-- start --

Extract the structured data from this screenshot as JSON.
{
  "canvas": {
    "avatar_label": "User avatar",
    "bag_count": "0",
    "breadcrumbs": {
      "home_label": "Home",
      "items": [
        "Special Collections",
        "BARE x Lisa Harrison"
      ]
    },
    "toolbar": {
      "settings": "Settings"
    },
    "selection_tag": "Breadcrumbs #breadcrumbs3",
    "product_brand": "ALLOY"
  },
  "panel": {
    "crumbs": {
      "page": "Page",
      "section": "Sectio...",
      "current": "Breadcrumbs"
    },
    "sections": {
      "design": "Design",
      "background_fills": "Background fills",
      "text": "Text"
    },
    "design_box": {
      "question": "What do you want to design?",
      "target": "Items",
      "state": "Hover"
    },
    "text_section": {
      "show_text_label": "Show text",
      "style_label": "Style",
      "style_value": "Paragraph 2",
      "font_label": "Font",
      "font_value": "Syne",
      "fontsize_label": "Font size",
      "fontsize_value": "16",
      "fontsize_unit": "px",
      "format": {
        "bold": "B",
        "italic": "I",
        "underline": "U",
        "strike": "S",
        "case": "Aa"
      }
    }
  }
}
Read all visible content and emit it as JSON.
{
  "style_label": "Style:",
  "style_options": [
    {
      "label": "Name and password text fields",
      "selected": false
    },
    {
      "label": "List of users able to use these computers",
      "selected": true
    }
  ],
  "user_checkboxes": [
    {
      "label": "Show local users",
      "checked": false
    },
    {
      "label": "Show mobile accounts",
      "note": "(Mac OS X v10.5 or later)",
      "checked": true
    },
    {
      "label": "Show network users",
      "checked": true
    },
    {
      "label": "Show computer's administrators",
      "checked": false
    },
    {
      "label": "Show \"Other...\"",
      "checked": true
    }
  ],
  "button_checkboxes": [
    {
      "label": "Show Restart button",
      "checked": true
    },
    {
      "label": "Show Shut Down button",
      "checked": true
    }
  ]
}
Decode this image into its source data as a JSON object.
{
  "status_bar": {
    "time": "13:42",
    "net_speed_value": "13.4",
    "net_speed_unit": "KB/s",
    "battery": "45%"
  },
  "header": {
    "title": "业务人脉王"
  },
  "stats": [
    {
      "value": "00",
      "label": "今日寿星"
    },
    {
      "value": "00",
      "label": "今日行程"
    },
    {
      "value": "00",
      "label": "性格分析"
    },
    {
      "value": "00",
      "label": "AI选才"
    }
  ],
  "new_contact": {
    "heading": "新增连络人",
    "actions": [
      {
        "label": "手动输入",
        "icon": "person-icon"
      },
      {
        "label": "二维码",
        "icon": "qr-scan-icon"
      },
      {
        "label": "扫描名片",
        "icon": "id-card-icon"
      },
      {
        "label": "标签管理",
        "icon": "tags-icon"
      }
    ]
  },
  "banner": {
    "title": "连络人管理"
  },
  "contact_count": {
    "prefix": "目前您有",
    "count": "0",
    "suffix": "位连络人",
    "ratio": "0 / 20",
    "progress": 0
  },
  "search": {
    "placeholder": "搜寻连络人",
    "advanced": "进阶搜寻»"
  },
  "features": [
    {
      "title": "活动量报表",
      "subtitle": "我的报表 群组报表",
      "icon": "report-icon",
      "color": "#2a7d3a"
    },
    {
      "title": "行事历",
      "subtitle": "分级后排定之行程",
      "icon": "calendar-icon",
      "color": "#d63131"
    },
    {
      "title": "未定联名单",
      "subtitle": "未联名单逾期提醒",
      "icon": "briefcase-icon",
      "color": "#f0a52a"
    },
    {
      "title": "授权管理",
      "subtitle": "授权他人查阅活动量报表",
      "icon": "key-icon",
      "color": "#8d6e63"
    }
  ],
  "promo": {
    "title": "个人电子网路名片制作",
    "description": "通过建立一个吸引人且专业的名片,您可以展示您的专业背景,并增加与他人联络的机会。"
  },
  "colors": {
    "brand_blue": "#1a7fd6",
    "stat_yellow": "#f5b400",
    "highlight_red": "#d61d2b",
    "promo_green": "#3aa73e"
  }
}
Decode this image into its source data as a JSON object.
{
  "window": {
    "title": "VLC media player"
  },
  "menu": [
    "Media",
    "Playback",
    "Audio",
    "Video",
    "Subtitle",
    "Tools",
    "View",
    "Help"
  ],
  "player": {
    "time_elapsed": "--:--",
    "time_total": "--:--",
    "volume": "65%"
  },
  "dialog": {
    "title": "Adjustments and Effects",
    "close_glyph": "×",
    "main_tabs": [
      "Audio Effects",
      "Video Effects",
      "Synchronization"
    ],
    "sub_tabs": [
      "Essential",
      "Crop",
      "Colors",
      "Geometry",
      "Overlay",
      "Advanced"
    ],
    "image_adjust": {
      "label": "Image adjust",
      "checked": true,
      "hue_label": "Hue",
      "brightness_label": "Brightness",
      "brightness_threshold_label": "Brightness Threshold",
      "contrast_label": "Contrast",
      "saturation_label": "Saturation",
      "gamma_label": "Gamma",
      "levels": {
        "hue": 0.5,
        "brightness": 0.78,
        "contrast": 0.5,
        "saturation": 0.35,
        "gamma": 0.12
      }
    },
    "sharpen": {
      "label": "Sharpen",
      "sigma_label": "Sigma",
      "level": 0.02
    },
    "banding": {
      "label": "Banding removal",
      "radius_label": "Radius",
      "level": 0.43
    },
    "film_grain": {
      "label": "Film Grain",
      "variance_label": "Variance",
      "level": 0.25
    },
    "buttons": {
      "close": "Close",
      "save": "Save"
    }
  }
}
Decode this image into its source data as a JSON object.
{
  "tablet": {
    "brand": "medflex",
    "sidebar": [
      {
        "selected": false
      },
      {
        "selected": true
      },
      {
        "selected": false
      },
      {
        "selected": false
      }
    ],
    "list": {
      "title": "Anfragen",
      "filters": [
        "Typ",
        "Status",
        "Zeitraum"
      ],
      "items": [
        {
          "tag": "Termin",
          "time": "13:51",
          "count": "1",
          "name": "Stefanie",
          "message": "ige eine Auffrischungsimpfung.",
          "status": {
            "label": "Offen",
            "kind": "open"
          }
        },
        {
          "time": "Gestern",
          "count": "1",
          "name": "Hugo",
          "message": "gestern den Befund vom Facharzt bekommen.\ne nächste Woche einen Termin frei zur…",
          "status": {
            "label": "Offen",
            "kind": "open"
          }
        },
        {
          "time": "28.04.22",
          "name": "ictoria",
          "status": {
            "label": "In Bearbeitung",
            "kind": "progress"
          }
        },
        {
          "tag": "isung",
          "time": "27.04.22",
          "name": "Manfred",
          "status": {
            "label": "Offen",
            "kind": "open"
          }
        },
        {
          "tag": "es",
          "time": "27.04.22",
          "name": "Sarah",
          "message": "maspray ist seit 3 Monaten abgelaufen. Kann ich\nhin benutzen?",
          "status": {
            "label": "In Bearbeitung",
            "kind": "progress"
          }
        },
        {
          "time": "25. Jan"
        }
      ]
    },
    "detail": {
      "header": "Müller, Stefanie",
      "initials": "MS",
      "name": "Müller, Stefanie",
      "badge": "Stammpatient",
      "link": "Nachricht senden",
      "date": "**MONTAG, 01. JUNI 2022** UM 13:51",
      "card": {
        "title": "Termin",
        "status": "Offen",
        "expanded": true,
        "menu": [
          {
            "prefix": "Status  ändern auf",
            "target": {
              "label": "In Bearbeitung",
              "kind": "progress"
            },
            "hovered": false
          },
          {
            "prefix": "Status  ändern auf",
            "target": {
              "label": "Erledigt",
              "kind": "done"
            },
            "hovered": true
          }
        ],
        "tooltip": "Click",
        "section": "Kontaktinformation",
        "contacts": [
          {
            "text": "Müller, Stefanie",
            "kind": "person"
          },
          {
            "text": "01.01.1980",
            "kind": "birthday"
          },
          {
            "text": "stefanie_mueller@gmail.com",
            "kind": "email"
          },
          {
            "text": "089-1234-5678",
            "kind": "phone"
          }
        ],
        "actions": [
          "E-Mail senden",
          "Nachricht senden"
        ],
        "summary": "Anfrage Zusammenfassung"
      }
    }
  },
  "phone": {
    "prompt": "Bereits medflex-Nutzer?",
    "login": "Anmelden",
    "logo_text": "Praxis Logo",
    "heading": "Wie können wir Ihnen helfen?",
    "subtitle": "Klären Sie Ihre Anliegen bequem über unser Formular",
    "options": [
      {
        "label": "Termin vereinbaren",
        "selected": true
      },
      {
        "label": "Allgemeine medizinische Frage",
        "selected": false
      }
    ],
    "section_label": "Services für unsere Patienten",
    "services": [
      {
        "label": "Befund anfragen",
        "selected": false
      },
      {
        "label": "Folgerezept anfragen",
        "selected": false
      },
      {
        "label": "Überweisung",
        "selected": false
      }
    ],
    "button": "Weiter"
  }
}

-- end --

» Prompt
Choose all lines containing the string "medflex" and copy them out.

» Output below
    "brand": "medflex",
    "prompt": "Bereits medflex-Nutzer?",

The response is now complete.